What needs to be done: From the entries that follow, pick out all lines holding "impedance".

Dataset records
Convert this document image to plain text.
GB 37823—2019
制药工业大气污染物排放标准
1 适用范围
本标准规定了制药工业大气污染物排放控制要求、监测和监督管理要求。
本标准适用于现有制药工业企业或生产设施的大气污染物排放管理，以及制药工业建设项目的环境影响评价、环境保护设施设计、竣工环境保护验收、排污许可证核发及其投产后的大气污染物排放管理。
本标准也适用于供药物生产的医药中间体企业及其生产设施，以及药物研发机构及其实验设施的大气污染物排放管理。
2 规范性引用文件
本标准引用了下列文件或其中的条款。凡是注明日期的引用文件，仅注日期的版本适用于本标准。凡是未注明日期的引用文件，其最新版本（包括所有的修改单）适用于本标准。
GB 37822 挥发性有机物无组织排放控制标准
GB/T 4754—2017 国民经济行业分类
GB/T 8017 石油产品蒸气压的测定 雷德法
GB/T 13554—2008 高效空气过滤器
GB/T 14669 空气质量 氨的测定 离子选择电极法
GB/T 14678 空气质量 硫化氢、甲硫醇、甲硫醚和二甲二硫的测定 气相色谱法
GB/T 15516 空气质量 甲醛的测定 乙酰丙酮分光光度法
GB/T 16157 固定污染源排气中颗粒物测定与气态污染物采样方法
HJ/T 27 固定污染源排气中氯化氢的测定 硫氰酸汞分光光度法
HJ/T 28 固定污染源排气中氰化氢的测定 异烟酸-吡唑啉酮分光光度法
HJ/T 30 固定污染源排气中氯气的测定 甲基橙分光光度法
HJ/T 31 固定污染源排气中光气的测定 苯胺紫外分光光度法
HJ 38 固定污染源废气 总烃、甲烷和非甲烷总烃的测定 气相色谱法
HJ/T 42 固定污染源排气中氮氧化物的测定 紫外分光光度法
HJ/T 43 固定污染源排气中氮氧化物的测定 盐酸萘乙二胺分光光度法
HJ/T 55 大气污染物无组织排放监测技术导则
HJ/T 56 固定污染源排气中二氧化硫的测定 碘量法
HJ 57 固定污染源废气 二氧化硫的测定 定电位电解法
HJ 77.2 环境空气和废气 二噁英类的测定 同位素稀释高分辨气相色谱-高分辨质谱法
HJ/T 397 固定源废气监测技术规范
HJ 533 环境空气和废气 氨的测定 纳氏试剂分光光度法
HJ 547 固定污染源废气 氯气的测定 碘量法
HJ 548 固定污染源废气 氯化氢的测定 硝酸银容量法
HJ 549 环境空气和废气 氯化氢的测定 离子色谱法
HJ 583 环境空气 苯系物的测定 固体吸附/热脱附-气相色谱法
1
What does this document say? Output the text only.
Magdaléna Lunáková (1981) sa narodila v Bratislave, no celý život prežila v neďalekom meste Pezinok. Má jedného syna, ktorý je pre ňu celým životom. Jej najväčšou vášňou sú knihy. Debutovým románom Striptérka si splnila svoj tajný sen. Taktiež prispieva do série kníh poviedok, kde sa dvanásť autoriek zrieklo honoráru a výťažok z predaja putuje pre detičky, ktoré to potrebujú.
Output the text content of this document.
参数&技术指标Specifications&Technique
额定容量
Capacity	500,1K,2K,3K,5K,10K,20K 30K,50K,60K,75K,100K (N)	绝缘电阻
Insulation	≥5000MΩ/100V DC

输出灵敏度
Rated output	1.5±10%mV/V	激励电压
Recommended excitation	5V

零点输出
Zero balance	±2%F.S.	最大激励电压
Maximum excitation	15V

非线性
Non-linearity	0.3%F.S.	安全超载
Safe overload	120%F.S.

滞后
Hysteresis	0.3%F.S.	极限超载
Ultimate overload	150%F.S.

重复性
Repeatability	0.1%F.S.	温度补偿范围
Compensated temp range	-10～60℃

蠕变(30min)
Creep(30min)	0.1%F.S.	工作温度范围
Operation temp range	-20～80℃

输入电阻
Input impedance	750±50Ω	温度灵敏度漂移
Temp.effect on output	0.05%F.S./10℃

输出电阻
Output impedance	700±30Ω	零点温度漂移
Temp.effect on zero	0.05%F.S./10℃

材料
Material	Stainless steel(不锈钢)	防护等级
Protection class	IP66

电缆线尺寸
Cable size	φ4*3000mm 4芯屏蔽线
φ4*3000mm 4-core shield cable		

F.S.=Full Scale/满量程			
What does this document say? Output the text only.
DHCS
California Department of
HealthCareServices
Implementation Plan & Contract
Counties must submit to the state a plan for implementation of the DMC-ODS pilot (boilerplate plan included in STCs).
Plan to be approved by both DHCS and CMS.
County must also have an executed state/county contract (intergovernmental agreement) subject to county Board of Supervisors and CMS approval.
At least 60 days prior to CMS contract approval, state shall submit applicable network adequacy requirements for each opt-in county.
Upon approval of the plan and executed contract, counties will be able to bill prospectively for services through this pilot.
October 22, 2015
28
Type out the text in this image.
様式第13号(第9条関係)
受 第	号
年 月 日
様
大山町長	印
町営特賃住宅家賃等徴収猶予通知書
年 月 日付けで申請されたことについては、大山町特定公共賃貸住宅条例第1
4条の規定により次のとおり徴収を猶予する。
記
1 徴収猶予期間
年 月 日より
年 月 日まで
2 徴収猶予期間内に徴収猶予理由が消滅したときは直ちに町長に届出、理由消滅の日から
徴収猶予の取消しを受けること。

Solution to this problem:
Input impedance	750±50Ω	温度灵敏度漂移
Output impedance	700±30Ω	零点温度漂移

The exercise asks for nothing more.